**WORK TO COMPLETE**
Repeat the entries below exactly as they appear, with no pictures.
Begin ITEMS
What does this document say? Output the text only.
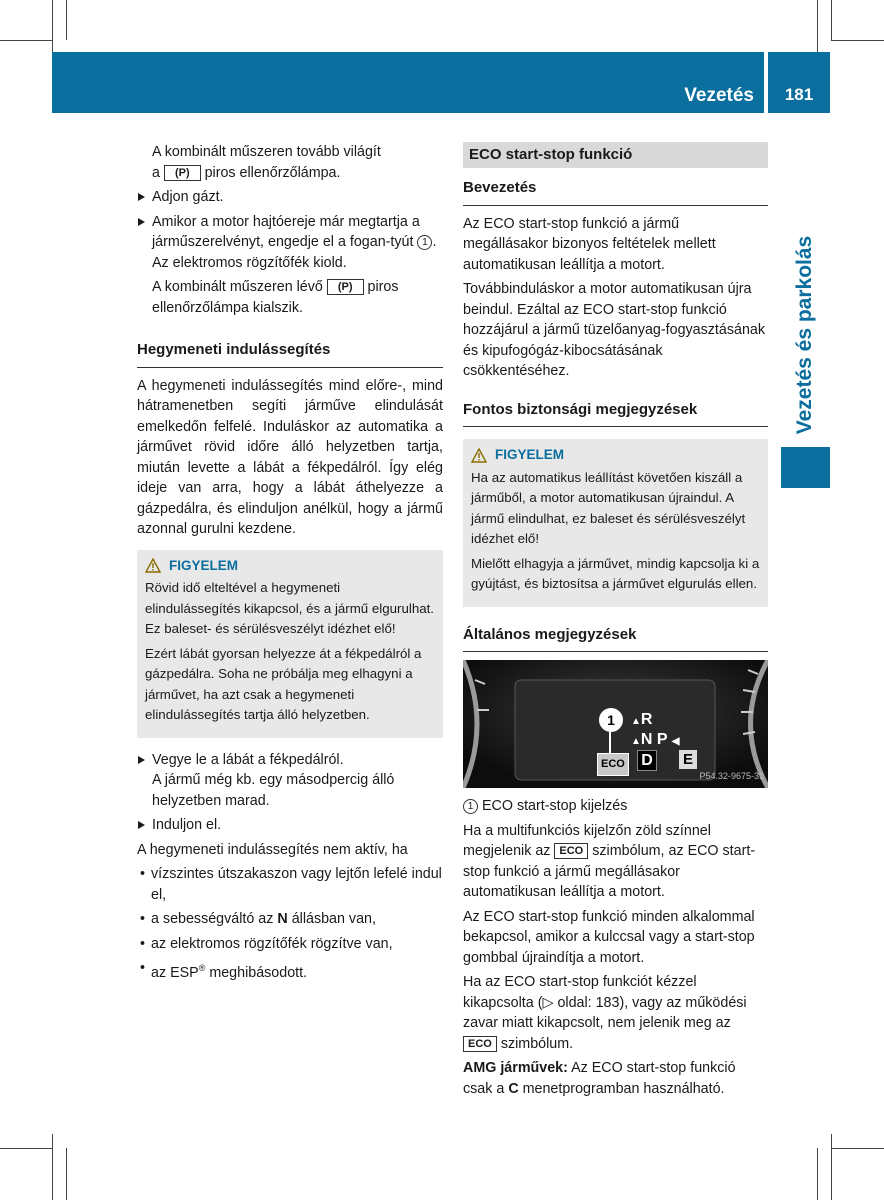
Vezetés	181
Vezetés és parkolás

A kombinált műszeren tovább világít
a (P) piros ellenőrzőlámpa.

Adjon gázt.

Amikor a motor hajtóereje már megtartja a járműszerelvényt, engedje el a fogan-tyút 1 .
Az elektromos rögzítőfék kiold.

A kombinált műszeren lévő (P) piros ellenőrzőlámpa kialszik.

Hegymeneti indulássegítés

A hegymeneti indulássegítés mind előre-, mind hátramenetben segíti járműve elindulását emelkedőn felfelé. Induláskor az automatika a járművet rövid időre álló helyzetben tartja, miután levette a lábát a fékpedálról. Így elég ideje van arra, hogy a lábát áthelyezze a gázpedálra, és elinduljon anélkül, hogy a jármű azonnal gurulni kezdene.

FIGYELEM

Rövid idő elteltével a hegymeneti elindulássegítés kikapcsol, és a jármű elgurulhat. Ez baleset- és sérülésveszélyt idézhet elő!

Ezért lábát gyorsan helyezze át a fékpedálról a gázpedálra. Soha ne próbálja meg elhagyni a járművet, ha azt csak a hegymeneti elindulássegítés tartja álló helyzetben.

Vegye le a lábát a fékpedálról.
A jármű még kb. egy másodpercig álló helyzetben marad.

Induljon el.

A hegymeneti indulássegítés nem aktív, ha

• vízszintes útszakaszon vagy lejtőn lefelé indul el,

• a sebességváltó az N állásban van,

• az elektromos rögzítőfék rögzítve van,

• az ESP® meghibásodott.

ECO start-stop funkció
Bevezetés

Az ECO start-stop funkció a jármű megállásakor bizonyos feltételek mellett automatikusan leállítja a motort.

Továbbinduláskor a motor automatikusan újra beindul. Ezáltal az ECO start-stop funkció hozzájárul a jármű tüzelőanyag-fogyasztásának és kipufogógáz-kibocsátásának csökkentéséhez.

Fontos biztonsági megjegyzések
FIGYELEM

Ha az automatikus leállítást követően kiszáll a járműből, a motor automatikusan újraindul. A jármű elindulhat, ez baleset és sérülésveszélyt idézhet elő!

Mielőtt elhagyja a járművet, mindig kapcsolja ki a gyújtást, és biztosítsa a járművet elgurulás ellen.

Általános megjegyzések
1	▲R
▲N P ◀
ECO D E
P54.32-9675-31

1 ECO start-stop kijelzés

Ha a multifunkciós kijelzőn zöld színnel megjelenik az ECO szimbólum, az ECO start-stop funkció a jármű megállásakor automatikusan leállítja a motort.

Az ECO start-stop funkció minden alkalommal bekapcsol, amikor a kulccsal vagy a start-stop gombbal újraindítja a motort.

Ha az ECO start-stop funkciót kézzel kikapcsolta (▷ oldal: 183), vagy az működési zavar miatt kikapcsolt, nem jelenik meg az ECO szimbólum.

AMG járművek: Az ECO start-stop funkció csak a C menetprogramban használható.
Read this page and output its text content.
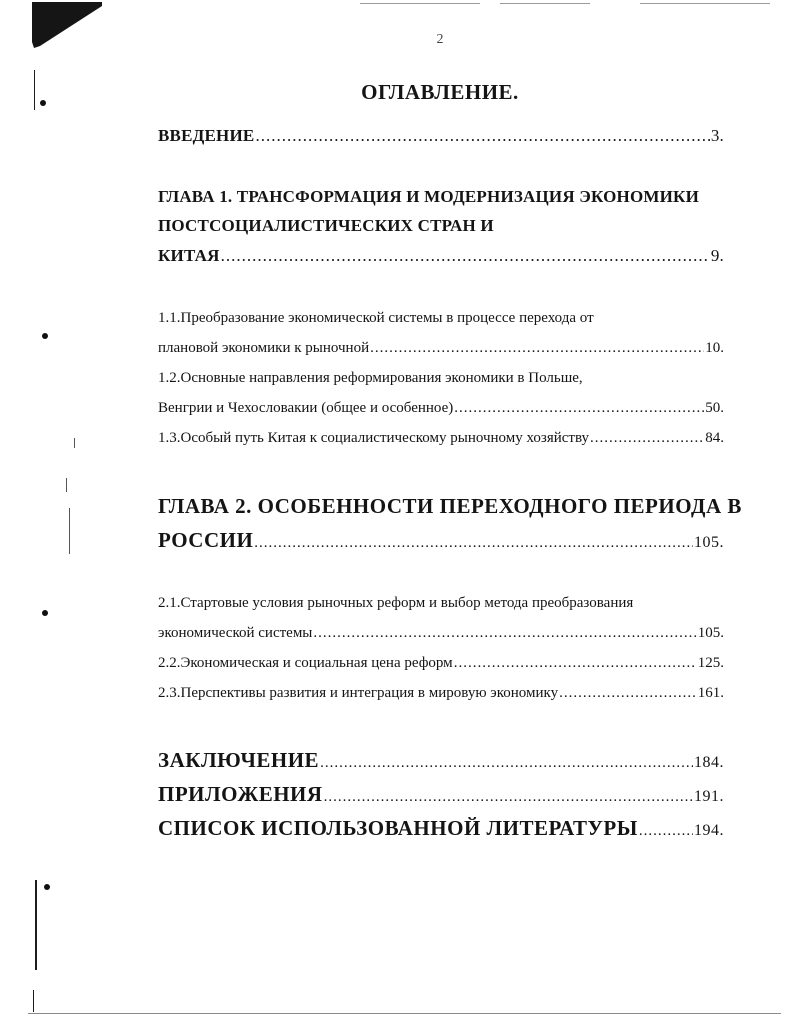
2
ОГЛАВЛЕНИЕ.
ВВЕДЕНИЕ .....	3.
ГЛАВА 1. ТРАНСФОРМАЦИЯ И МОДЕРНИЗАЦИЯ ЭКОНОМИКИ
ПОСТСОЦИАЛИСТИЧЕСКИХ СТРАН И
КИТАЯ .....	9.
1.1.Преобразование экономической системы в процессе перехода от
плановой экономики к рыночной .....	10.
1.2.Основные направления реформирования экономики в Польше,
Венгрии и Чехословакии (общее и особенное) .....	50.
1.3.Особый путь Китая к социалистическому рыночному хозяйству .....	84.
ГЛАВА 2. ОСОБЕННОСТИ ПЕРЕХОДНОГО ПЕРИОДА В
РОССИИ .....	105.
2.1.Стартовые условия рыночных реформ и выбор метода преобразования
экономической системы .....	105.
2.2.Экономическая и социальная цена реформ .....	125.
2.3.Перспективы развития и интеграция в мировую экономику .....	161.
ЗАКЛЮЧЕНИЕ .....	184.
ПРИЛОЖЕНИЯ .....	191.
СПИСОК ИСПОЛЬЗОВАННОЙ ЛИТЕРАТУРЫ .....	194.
End ITEMS
**SOLUTION**
What does this document say? Output the text only.
Vezetés	181
Vezetés és parkolás

A kombinált műszeren tovább világít
a (P) piros ellenőrzőlámpa.

Adjon gázt.

Amikor a motor hajtóereje már megtartja a járműszerelvényt, engedje el a fogan-tyút 1 .
Az elektromos rögzítőfék kiold.

A kombinált műszeren lévő (P) piros ellenőrzőlámpa kialszik.

Hegymeneti indulássegítés

A hegymeneti indulássegítés mind előre-, mind hátramenetben segíti járműve elindulását emelkedőn felfelé. Induláskor az automatika a járművet rövid időre álló helyzetben tartja, miután levette a lábát a fékpedálról. Így elég ideje van arra, hogy a lábát áthelyezze a gázpedálra, és elinduljon anélkül, hogy a jármű azonnal gurulni kezdene.

FIGYELEM

Rövid idő elteltével a hegymeneti elindulássegítés kikapcsol, és a jármű elgurulhat. Ez baleset- és sérülésveszélyt idézhet elő!

Ezért lábát gyorsan helyezze át a fékpedálról a gázpedálra. Soha ne próbálja meg elhagyni a járművet, ha azt csak a hegymeneti elindulássegítés tartja álló helyzetben.

Vegye le a lábát a fékpedálról.
A jármű még kb. egy másodpercig álló helyzetben marad.

Induljon el.

A hegymeneti indulássegítés nem aktív, ha

• vízszintes útszakaszon vagy lejtőn lefelé indul el,

• a sebességváltó az N állásban van,

• az elektromos rögzítőfék rögzítve van,

• az ESP® meghibásodott.

ECO start-stop funkció
Bevezetés

Az ECO start-stop funkció a jármű megállásakor bizonyos feltételek mellett automatikusan leállítja a motort.

Továbbinduláskor a motor automatikusan újra beindul. Ezáltal az ECO start-stop funkció hozzájárul a jármű tüzelőanyag-fogyasztásának és kipufogógáz-kibocsátásának csökkentéséhez.

Fontos biztonsági megjegyzések
FIGYELEM

Ha az automatikus leállítást követően kiszáll a járműből, a motor automatikusan újraindul. A jármű elindulhat, ez baleset és sérülésveszélyt idézhet elő!

Mielőtt elhagyja a járművet, mindig kapcsolja ki a gyújtást, és biztosítsa a járművet elgurulás ellen.

Általános megjegyzések
1	▲R
▲N P ◀
ECO D E
P54.32-9675-31

1 ECO start-stop kijelzés

Ha a multifunkciós kijelzőn zöld színnel megjelenik az ECO szimbólum, az ECO start-stop funkció a jármű megállásakor automatikusan leállítja a motort.

Az ECO start-stop funkció minden alkalommal bekapcsol, amikor a kulccsal vagy a start-stop gombbal újraindítja a motort.

Ha az ECO start-stop funkciót kézzel kikapcsolta (▷ oldal: 183), vagy az működési zavar miatt kikapcsolt, nem jelenik meg az ECO szimbólum.

AMG járművek: Az ECO start-stop funkció csak a C menetprogramban használható.
Read this page and output its text content.
2
ОГЛАВЛЕНИЕ.
ВВЕДЕНИЕ .....	3.
ГЛАВА 1. ТРАНСФОРМАЦИЯ И МОДЕРНИЗАЦИЯ ЭКОНОМИКИ
ПОСТСОЦИАЛИСТИЧЕСКИХ СТРАН И
КИТАЯ .....	9.
1.1.Преобразование экономической системы в процессе перехода от
плановой экономики к рыночной .....	10.
1.2.Основные направления реформирования экономики в Польше,
Венгрии и Чехословакии (общее и особенное) .....	50.
1.3.Особый путь Китая к социалистическому рыночному хозяйству .....	84.
ГЛАВА 2. ОСОБЕННОСТИ ПЕРЕХОДНОГО ПЕРИОДА В
РОССИИ .....	105.
2.1.Стартовые условия рыночных реформ и выбор метода преобразования
экономической системы .....	105.
2.2.Экономическая и социальная цена реформ .....	125.
2.3.Перспективы развития и интеграция в мировую экономику .....	161.
ЗАКЛЮЧЕНИЕ .....	184.
ПРИЛОЖЕНИЯ .....	191.
СПИСОК ИСПОЛЬЗОВАННОЙ ЛИТЕРАТУРЫ .....	194.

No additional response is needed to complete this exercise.